What is being asked:
Report back each line of the records that contains the string "MALE".

===== Data excerpts =====

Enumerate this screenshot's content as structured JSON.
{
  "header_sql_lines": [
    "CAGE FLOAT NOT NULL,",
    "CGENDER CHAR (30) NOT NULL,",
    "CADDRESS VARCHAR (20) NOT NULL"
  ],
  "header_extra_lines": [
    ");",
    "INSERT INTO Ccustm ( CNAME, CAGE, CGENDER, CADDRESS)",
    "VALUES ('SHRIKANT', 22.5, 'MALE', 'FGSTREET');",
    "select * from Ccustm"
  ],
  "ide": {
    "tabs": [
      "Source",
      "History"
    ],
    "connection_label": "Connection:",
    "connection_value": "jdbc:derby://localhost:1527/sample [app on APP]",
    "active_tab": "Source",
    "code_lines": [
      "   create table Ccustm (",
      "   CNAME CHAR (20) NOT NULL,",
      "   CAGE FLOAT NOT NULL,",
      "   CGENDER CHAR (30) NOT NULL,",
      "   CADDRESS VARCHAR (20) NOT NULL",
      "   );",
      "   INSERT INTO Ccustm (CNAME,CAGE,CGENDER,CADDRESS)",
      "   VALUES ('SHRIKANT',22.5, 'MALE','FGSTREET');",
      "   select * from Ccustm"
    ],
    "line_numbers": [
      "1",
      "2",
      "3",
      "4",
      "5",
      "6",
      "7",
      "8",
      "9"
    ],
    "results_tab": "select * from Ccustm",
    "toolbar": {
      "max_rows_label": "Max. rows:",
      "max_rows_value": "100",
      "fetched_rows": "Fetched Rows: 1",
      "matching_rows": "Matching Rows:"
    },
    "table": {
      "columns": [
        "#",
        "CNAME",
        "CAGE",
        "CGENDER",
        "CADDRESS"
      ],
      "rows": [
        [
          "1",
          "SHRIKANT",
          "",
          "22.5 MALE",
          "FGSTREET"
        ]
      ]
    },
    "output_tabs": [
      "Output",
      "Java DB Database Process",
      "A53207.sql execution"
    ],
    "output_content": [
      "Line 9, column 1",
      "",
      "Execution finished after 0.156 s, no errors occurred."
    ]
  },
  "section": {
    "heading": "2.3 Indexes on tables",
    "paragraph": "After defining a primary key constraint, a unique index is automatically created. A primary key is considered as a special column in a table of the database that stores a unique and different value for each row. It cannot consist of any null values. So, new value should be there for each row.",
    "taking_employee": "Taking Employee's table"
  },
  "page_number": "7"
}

=====

Exercise solution:
    "VALUES ('SHRIKANT', 22.5, 'MALE', 'FGSTREET');",
      "   VALUES ('SHRIKANT',22.5, 'MALE','FGSTREET');",
          "22.5 MALE",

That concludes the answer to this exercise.